*Required task*.
State the number of lines in the material below that have "OceanPink" in them, without any other text.

[Stored data]
---
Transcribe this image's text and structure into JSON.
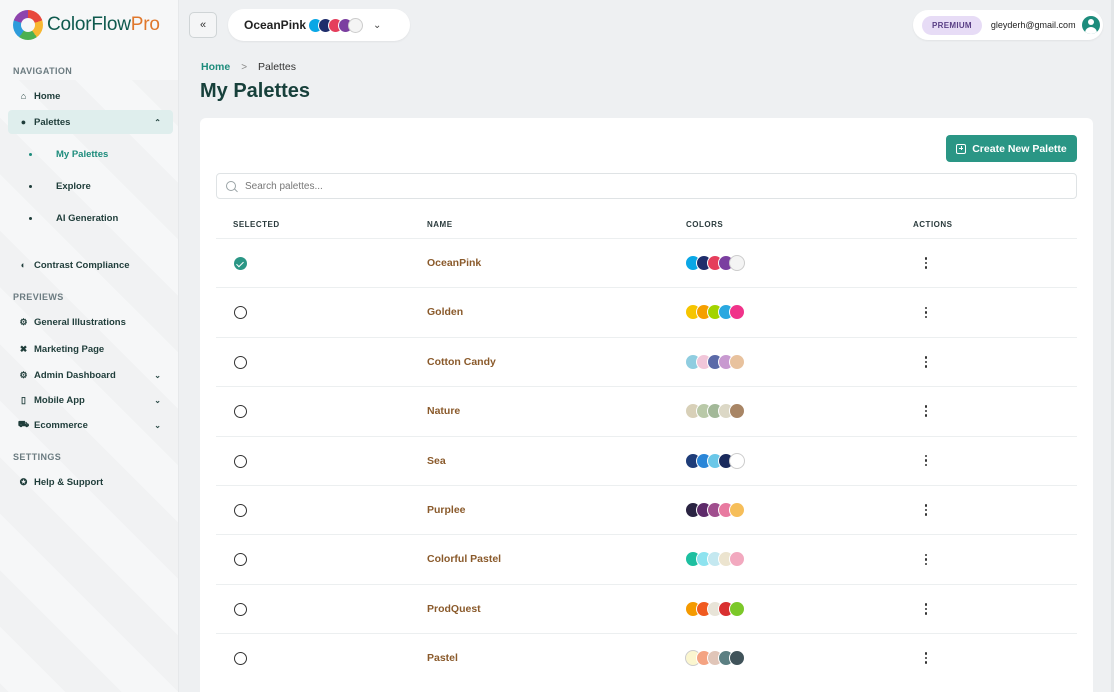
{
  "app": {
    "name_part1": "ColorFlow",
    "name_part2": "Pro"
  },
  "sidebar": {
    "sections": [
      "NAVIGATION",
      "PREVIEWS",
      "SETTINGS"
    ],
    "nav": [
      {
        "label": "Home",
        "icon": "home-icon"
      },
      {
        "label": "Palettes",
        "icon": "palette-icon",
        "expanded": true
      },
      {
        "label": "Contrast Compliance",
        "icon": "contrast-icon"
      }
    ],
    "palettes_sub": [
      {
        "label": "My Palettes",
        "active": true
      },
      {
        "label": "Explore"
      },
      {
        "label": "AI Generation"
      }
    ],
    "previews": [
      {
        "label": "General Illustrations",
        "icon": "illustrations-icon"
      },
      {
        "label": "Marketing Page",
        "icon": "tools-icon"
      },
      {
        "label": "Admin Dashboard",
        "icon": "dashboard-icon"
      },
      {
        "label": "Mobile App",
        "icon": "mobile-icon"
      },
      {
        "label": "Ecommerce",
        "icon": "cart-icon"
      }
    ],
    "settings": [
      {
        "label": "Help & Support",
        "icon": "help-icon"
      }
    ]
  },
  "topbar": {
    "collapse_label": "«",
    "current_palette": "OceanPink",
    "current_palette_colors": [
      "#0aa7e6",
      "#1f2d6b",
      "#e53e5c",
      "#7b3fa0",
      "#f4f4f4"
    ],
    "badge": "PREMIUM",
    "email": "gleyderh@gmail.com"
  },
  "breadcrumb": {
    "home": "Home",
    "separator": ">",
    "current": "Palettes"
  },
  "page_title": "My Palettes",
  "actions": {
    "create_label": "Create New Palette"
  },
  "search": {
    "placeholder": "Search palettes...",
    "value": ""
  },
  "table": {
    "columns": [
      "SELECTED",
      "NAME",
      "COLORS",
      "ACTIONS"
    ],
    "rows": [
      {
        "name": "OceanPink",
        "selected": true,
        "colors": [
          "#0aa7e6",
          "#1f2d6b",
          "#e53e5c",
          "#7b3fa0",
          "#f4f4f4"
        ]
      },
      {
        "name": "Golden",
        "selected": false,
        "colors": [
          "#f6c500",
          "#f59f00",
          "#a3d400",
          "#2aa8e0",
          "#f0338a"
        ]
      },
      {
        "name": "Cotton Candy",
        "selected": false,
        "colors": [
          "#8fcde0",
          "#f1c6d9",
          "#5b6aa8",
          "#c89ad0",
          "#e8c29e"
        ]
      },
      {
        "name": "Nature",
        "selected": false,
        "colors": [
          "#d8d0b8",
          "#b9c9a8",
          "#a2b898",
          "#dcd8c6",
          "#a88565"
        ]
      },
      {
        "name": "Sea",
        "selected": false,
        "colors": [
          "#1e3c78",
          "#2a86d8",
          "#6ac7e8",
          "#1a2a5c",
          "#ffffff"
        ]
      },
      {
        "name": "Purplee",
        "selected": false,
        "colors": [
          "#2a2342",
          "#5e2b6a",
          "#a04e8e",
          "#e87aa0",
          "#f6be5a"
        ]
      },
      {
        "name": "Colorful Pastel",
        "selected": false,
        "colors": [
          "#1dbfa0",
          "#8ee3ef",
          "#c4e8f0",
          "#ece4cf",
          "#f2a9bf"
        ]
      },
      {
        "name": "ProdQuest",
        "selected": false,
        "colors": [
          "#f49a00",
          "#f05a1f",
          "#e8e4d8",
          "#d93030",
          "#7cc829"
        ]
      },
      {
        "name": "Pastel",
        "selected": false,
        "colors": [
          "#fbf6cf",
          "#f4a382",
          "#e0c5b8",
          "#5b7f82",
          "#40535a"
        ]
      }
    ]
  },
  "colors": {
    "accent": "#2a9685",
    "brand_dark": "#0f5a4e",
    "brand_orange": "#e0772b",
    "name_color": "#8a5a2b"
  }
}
---
*Result of the task*.
2